== Problem description ==
Word for word, quote the lines from the one containing "Serialize everything readable" to the end of the entries below, including both. Leave pictures out.

>> START Supplied records

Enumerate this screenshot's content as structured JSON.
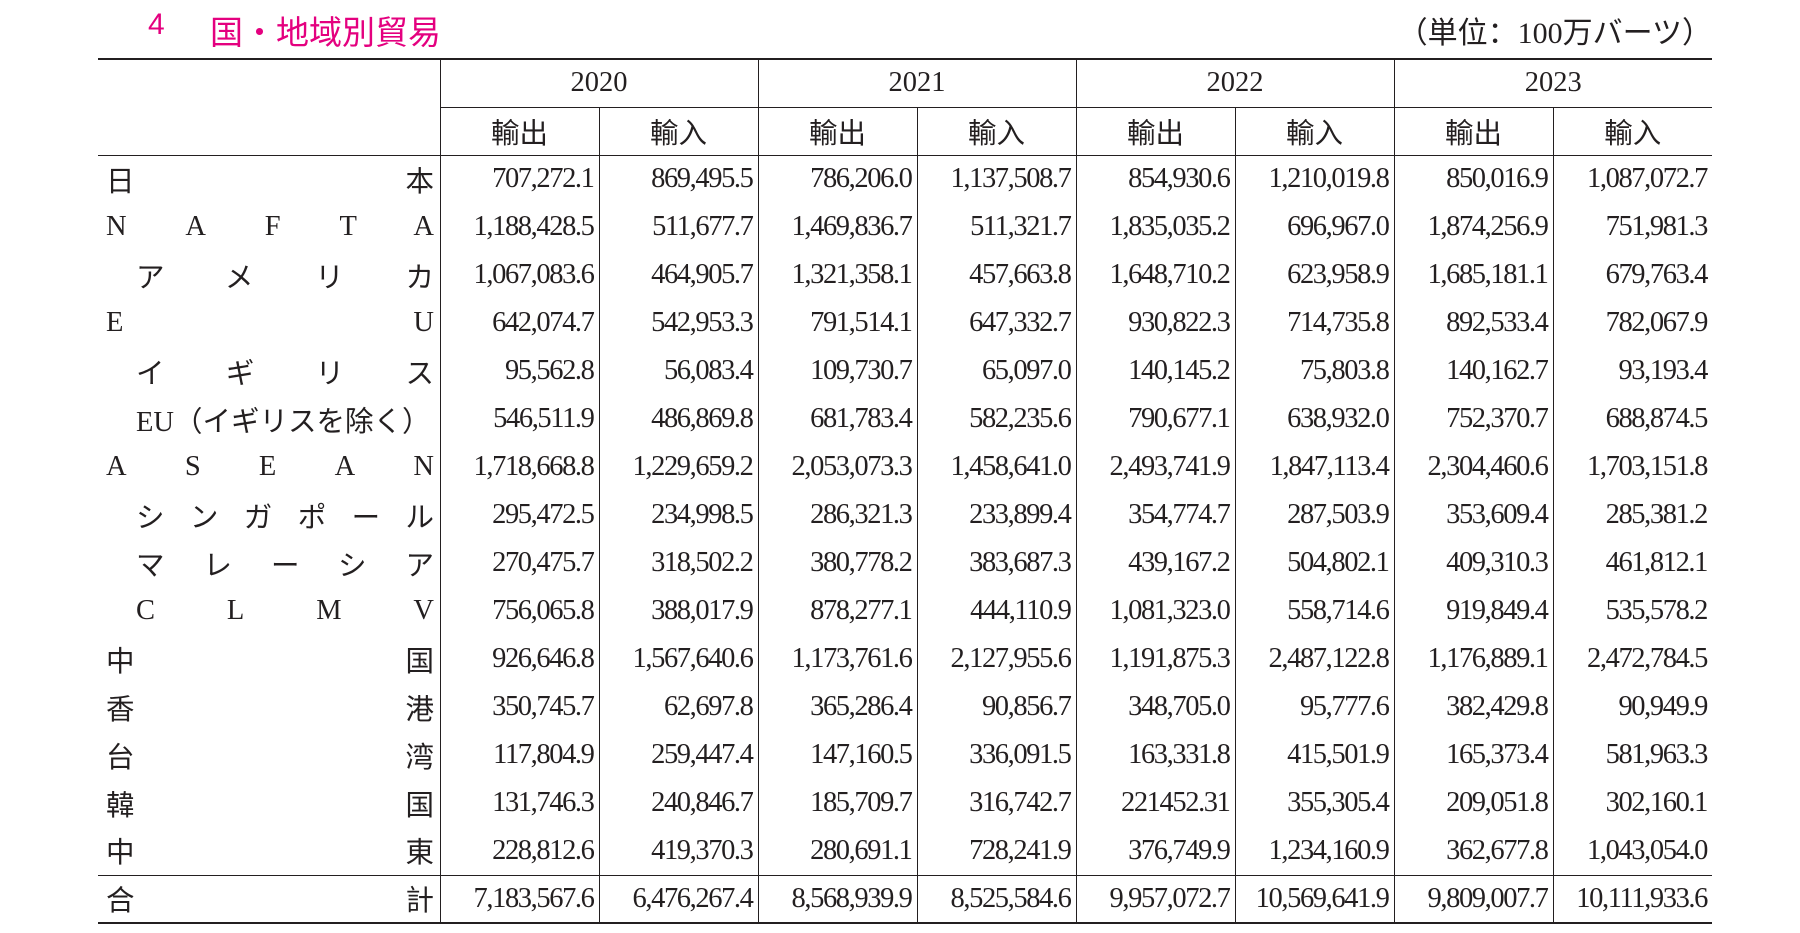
{
  "header": {
    "number": "4",
    "title": "国・地域別貿易",
    "unit": "（単位：100万バーツ）"
  },
  "table": {
    "years": [
      "2020",
      "2021",
      "2022",
      "2023"
    ],
    "subheaders": [
      "輸出",
      "輸入"
    ],
    "rows": [
      {
        "label": "日本",
        "values": [
          "707,272.1",
          "869,495.5",
          "786,206.0",
          "1,137,508.7",
          "854,930.6",
          "1,210,019.8",
          "850,016.9",
          "1,087,072.7"
        ]
      },
      {
        "label": "NAFTA",
        "values": [
          "1,188,428.5",
          "511,677.7",
          "1,469,836.7",
          "511,321.7",
          "1,835,035.2",
          "696,967.0",
          "1,874,256.9",
          "751,981.3"
        ]
      },
      {
        "label": "アメリカ",
        "values": [
          "1,067,083.6",
          "464,905.7",
          "1,321,358.1",
          "457,663.8",
          "1,648,710.2",
          "623,958.9",
          "1,685,181.1",
          "679,763.4"
        ]
      },
      {
        "label": "EU",
        "values": [
          "642,074.7",
          "542,953.3",
          "791,514.1",
          "647,332.7",
          "930,822.3",
          "714,735.8",
          "892,533.4",
          "782,067.9"
        ]
      },
      {
        "label": "イギリス",
        "values": [
          "95,562.8",
          "56,083.4",
          "109,730.7",
          "65,097.0",
          "140,145.2",
          "75,803.8",
          "140,162.7",
          "93,193.4"
        ]
      },
      {
        "label": "EU（イギリスを除く）",
        "values": [
          "546,511.9",
          "486,869.8",
          "681,783.4",
          "582,235.6",
          "790,677.1",
          "638,932.0",
          "752,370.7",
          "688,874.5"
        ]
      },
      {
        "label": "ASEAN",
        "values": [
          "1,718,668.8",
          "1,229,659.2",
          "2,053,073.3",
          "1,458,641.0",
          "2,493,741.9",
          "1,847,113.4",
          "2,304,460.6",
          "1,703,151.8"
        ]
      },
      {
        "label": "シンガポール",
        "values": [
          "295,472.5",
          "234,998.5",
          "286,321.3",
          "233,899.4",
          "354,774.7",
          "287,503.9",
          "353,609.4",
          "285,381.2"
        ]
      },
      {
        "label": "マレーシア",
        "values": [
          "270,475.7",
          "318,502.2",
          "380,778.2",
          "383,687.3",
          "439,167.2",
          "504,802.1",
          "409,310.3",
          "461,812.1"
        ]
      },
      {
        "label": "CLMV",
        "values": [
          "756,065.8",
          "388,017.9",
          "878,277.1",
          "444,110.9",
          "1,081,323.0",
          "558,714.6",
          "919,849.4",
          "535,578.2"
        ]
      },
      {
        "label": "中国",
        "values": [
          "926,646.8",
          "1,567,640.6",
          "1,173,761.6",
          "2,127,955.6",
          "1,191,875.3",
          "2,487,122.8",
          "1,176,889.1",
          "2,472,784.5"
        ]
      },
      {
        "label": "香港",
        "values": [
          "350,745.7",
          "62,697.8",
          "365,286.4",
          "90,856.7",
          "348,705.0",
          "95,777.6",
          "382,429.8",
          "90,949.9"
        ]
      },
      {
        "label": "台湾",
        "values": [
          "117,804.9",
          "259,447.4",
          "147,160.5",
          "336,091.5",
          "163,331.8",
          "415,501.9",
          "165,373.4",
          "581,963.3"
        ]
      },
      {
        "label": "韓国",
        "values": [
          "131,746.3",
          "240,846.7",
          "185,709.7",
          "316,742.7",
          "221452.31",
          "355,305.4",
          "209,051.8",
          "302,160.1"
        ]
      },
      {
        "label": "中東",
        "values": [
          "228,812.6",
          "419,370.3",
          "280,691.1",
          "728,241.9",
          "376,749.9",
          "1,234,160.9",
          "362,677.8",
          "1,043,054.0"
        ]
      }
    ],
    "total": {
      "label": "合計",
      "values": [
        "7,183,567.6",
        "6,476,267.4",
        "8,568,939.9",
        "8,525,584.6",
        "9,957,072.7",
        "10,569,641.9",
        "9,809,007.7",
        "10,111,933.6"
      ]
    }
  }
}
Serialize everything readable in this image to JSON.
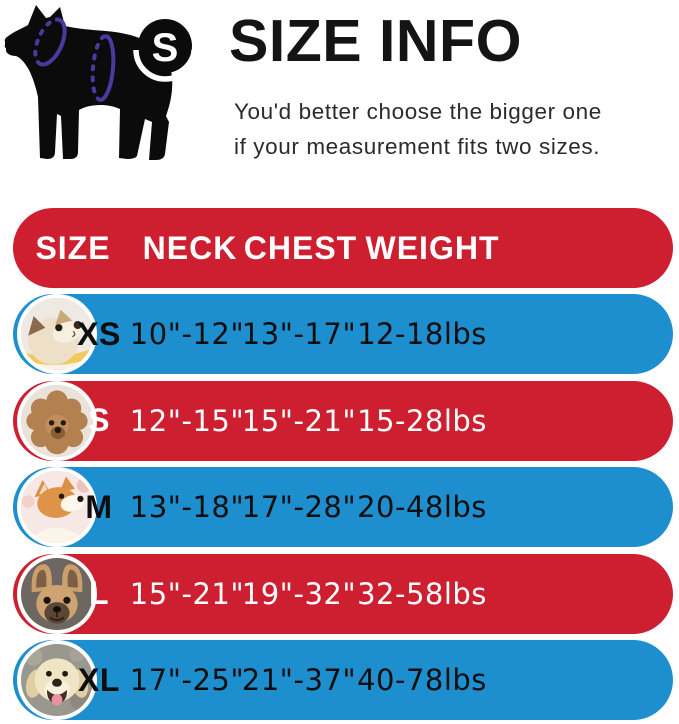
{
  "header": {
    "title": "SIZE INFO",
    "subtitle_line1": "You'd better choose the bigger one",
    "subtitle_line2": "if your measurement fits two sizes.",
    "illustration": "dog-silhouette-with-neck-and-chest-measure-ellipses"
  },
  "table": {
    "columns": [
      "SIZE",
      "NECK",
      "CHEST",
      "WEIGHT"
    ],
    "rows": [
      {
        "size": "XS",
        "neck": "10\"-12\"",
        "chest": "13\"-17\"",
        "weight": "12-18lbs",
        "photo": "pomeranian",
        "variant": "blue"
      },
      {
        "size": "S",
        "neck": "12\"-15\"",
        "chest": "15\"-21\"",
        "weight": "15-28lbs",
        "photo": "poodle",
        "variant": "red"
      },
      {
        "size": "M",
        "neck": "13\"-18\"",
        "chest": "17\"-28\"",
        "weight": "20-48lbs",
        "photo": "shiba-inu",
        "variant": "blue"
      },
      {
        "size": "L",
        "neck": "15\"-21\"",
        "chest": "19\"-32\"",
        "weight": "32-58lbs",
        "photo": "french-bulldog",
        "variant": "red"
      },
      {
        "size": "XL",
        "neck": "17\"-25\"",
        "chest": "21\"-37\"",
        "weight": "40-78lbs",
        "photo": "labrador",
        "variant": "blue"
      }
    ]
  },
  "colors": {
    "row_red": "#CE1F30",
    "row_blue": "#1E8FCE",
    "measure_purple": "#4A3AA0",
    "text_dark": "#141414",
    "text_light": "#FFFFFF"
  }
}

>> END Supplied records

== Exercise output ==
Serialize everything readable in this image to JSON.
{
  "header": {
    "title": "SIZE INFO",
    "subtitle_line1": "You'd better choose the bigger one",
    "subtitle_line2": "if your measurement fits two sizes.",
    "illustration": "dog-silhouette-with-neck-and-chest-measure-ellipses"
  },
  "table": {
    "columns": [
      "SIZE",
      "NECK",
      "CHEST",
      "WEIGHT"
    ],
    "rows": [
      {
        "size": "XS",
        "neck": "10\"-12\"",
        "chest": "13\"-17\"",
        "weight": "12-18lbs",
        "photo": "pomeranian",
        "variant": "blue"
      },
      {
        "size": "S",
        "neck": "12\"-15\"",
        "chest": "15\"-21\"",
        "weight": "15-28lbs",
        "photo": "poodle",
        "variant": "red"
      },
      {
        "size": "M",
        "neck": "13\"-18\"",
        "chest": "17\"-28\"",
        "weight": "20-48lbs",
        "photo": "shiba-inu",
        "variant": "blue"
      },
      {
        "size": "L",
        "neck": "15\"-21\"",
        "chest": "19\"-32\"",
        "weight": "32-58lbs",
        "photo": "french-bulldog",
        "variant": "red"
      },
      {
        "size": "XL",
        "neck": "17\"-25\"",
        "chest": "21\"-37\"",
        "weight": "40-78lbs",
        "photo": "labrador",
        "variant": "blue"
      }
    ]
  },
  "colors": {
    "row_red": "#CE1F30",
    "row_blue": "#1E8FCE",
    "measure_purple": "#4A3AA0",
    "text_dark": "#141414",
    "text_light": "#FFFFFF"
  }
}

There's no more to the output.